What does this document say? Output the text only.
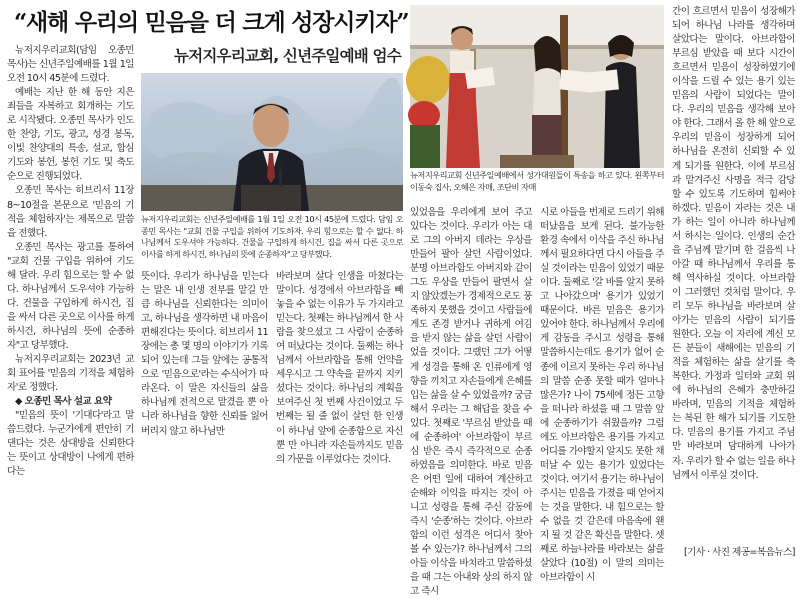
“새해 우리의 믿음을 더 크게 성장시키자”

뉴저지우리교회(담임 오종민 목사)는 신년주일예배를 1월 1일 오전 10시 45분에 드렸다.

예배는 지난 한 해 동안 지은 죄들을 자복하고 회개하는 기도로 시작됐다. 오종민 목사가 인도한 찬양, 기도, 광고, 성경 봉독, 이빛 찬양대의 특송, 설교, 합심 기도와 봉헌, 봉헌 기도 및 축도 순으로 진행되었다.

오종민 목사는 히브리서 11장 8~10절을 본문으로 '믿음의 기적을 체험하자'는 제목으로 말씀을 전했다.

오종민 목사는 광고를 통하여 "교회 건물 구입을 위하여 기도해 달라. 우리 힘으로는 할 수 없다. 하나님께서 도우셔야 가능하다. 건물을 구입하게 하시건, 집을 싸서 다른 곳으로 이사를 하게 하시건, 하나님의 뜻에 순종하자"고 당부했다.

뉴저지우리교회는 2023년 교회 표어를 '믿음의 기적을 체험하자'로 정했다.

◆ 오종민 목사 설교 요약

"믿음의 뜻이 '기대다'라고 말씀드렸다. 누군가에게 편안히 기댄다는 것은 상대방을 신뢰한다는 뜻이고 상대방이 나에게 편하다는

뉴저지우리교회, 신년주일예배 엄수
뉴저지우리교회는 신년주일예배를 1월 1일 오전 10시 45분에 드렸다. 담임 오종민 목사는 "교회 건물 구입을 위하여 기도하자. 우리 힘으로는 할 수 없다. 하나님께서 도우셔야 가능하다. 건물을 구입하게 하시건, 집을 싸서 다른 곳으로 이사를 하게 하시건, 하나님의 뜻에 순종하자"고 당부했다.

뜻이다. 우리가 하나님을 믿는다는 말은 내 인생 전부를 맡길 만큼 하나님을 신뢰한다는 의미이고, 하나님을 생각하면 내 마음이 편해진다는 뜻이다. 히브리서 11장에는 총 몇 명의 이야기가 기록되어 있는데 그들 앞에는 공통적으로 '믿음으로'라는 수식어가 따라온다. 이 말은 자신들의 삶을 하나님께 전적으로 맡겼을 뿐 아니라 하나님을 향한 신뢰를 잃어버리지 않고 하나님만

바라보며 살다 인생을 마쳤다는 말이다. 성경에서 아브라함을 빼놓을 수 없는 이유가 두 가지라고 믿는다. 첫째는 하나님께서 한 사람을 찾으셨고 그 사람이 순종하여 떠났다는 것이다. 둘째는 하나님께서 아브라함을 통해 언약을 세우시고 그 약속을 끝까지 지키셨다는 것이다. 하나님의 계획을 보여주신 첫 번째 사건이었고 두 번째는 될 줄 없이 살던 한 인생이 하나님 앞에 순종함으로 자신 뿐 만 아니라 자손들까지도 믿음의 가문을 이루었다는 것이다.

뉴저지우리교회 신년주일예배에서 성가대원들이 특송을 하고 있다. 왼쪽부터 이동숙 집사, 오혜은 자매, 조단비 자매

있었음을 우리에게 보여 주고 있다는 것이다. 우리가 아는 대로 그의 아버지 데라는 우상을 만들어 팔아 살던 사람이었다. 분명 아브라함도 아버지와 같이 그도 우상을 만들어 팔면서 살지 않았겠는가 경제적으로도 풍족하지 못했을 것이고 사람들에게도 존경 받거나 귀하게 여김을 받지 않는 삶을 살던 사람이었을 것이다. 그랬던 그가 어떻게 성경을 통해 온 인류에게 영향을 끼치고 자손들에게 은혜를 입는 삶을 살 수 있었을까? 궁금해서 우리는 그 해답을 찾을 수 있다. 첫째로 '부르심 받았을 때에 순종하여' 아브라함이 부르심 받은 즉시 즉각적으로 순종하였음을 의미한다. 바로 믿음은 어떤 일에 대하여 계산하고 순해와 이익을 따지는 것이 아니고 성령을 통해 주신 감동에 즉시 '순종'하는 것이다. 아브라함의 이런 성격은 어디서 찾아 볼 수 있는가? 하나님께서 그의 아들 이삭을 바치라고 말씀하셨을 때 그는 아내와 상의 하지 않고 즉시

시로 아들을 번제로 드리기 위해 떠났음을 보게 된다. 불가능한 환경 속에서 이삭을 주신 하나님께서 필요하다면 다시 아들을 주실 것이라는 믿음이 있었기 때문이다. 둘째로 '갈 바를 알지 못하고 나아갔으며' 용기가 있었기 때문이다. 바른 믿음은 용기가 있어야 한다. 하나님께서 우리에게 감동을 주시고 성령을 통해 말씀하시는데도 용기가 없어 순종에 이르지 못하는 우리 하나님의 말씀 순종 못할 때가 얼마나 많은가? 나이 75세에 정든 고향을 떠나라 하셨을 때 그 말씀 앞에 순종하기가 쉬웠을까? 그럼에도 아브라함은 용기를 가지고 어디를 가야할지 알지도 못한 채 떠날 수 있는 용기가 있었다는 것이다. 여기서 용기는 하나님이 주시는 믿음을 가졌을 때 얻어지는 것을 말한다. 내 힘으로는 할 수 없을 것 같은데 마음속에 왠지 될 것 같은 확신을 말한다. 셋째로 하늘나라를 바라보는 삶을 살았다 (10절) 이 말의 의미는 아브라함이 시

간이 흐르면서 믿음이 성장해가되어 하나님 나라를 생각하며 살았다는 말이다. 아브라함이 부르심 받았을 때 보다 시간이 흐르면서 믿음이 성장하였기에 이삭을 드릴 수 있는 용기 있는 믿음의 사람이 되었다는 말이다. 우리의 믿음을 생각해 보아야 한다. 그래서 올 한 해 앞으로 우리의 믿음이 성장하게 되어 하나님을 온전히 신뢰할 수 있게 되기를 원한다. 이에 부르심과 맡겨주신 사명을 적극 감당할 수 있도록 기도하며 힘써야 하겠다. 믿음이 자라는 것은 내가 하는 일이 아니라 하나님께서 하시는 일이다. 인생의 순간을 주님께 맡기며 한 걸음씩 나아갈 때 하나님께서 우리를 통해 역사하실 것이다. 아브라함이 그러했던 것처럼 말이다. 우리 모두 하나님을 바라보며 살아가는 믿음의 사람이 되기를 원한다. 오늘 이 자리에 계신 모든 분들이 새해에는 믿음의 기적을 체험하는 삶을 살기를 축복한다. 가정과 일터와 교회 위에 하나님의 은혜가 충만하길 바라며, 믿음의 기적을 체험하는 복된 한 해가 되기를 기도한다. 믿음의 용기를 가지고 주님만 바라보며 담대하게 나아가자. 우리가 할 수 없는 일을 하나님께서 이루실 것이다.

[기사 · 사진 제공=복음뉴스]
####################
_Aim of the task_: Using the entries above, return each line that includes the word "신년주일예배를".

_Reply_:
뉴저지우리교회(담임 오종민 목사)는 신년주일예배를 1월 1일 오전 10시 45분에 드렸다.
뉴저지우리교회는 신년주일예배를 1월 1일 오전 10시 45분에 드렸다. 담임 오종민 목사는 "교회 건물 구입을 위하여 기도하자. 우리 힘으로는 할 수 없다. 하나님께서 도우셔야 가능하다. 건물을 구입하게 하시건, 집을 싸서 다른 곳으로 이사를 하게 하시건, 하나님의 뜻에 순종하자"고 당부했다.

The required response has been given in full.